__Task requirements__: Copy every line of the data exactly, leaving nothing out.

__Entries supplied__:
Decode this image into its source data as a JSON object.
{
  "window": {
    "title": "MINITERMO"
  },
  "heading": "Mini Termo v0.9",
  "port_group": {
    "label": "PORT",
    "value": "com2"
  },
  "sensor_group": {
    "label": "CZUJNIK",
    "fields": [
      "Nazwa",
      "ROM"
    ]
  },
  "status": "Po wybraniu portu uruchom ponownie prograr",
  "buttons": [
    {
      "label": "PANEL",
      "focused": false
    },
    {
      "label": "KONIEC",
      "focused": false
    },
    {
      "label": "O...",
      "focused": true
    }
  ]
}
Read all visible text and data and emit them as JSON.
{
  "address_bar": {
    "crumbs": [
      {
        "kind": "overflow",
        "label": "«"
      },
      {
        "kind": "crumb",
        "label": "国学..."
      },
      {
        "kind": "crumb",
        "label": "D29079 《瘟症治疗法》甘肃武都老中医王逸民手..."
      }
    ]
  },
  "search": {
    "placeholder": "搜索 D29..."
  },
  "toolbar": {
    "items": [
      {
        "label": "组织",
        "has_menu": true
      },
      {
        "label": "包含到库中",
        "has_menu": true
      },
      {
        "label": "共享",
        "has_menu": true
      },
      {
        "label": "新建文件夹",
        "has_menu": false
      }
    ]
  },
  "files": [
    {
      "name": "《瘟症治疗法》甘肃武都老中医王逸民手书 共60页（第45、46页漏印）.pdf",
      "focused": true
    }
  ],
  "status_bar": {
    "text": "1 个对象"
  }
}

__Worked solution__:
Decode this image into its source data as a JSON object.
{
  "window": {
    "title": "MINITERMO"
  },
  "heading": "Mini Termo v0.9",
  "port_group": {
    "label": "PORT",
    "value": "com2"
  },
  "sensor_group": {
    "label": "CZUJNIK",
    "fields": [
      "Nazwa",
      "ROM"
    ]
  },
  "status": "Po wybraniu portu uruchom ponownie prograr",
  "buttons": [
    {
      "label": "PANEL",
      "focused": false
    },
    {
      "label": "KONIEC",
      "focused": false
    },
    {
      "label": "O...",
      "focused": true
    }
  ]
}
Read all visible text and data and emit them as JSON.
{
  "address_bar": {
    "crumbs": [
      {
        "kind": "overflow",
        "label": "«"
      },
      {
        "kind": "crumb",
        "label": "国学..."
      },
      {
        "kind": "crumb",
        "label": "D29079 《瘟症治疗法》甘肃武都老中医王逸民手..."
      }
    ]
  },
  "search": {
    "placeholder": "搜索 D29..."
  },
  "toolbar": {
    "items": [
      {
        "label": "组织",
        "has_menu": true
      },
      {
        "label": "包含到库中",
        "has_menu": true
      },
      {
        "label": "共享",
        "has_menu": true
      },
      {
        "label": "新建文件夹",
        "has_menu": false
      }
    ]
  },
  "files": [
    {
      "name": "《瘟症治疗法》甘肃武都老中医王逸民手书 共60页（第45、46页漏印）.pdf",
      "focused": true
    }
  ],
  "status_bar": {
    "text": "1 个对象"
  }
}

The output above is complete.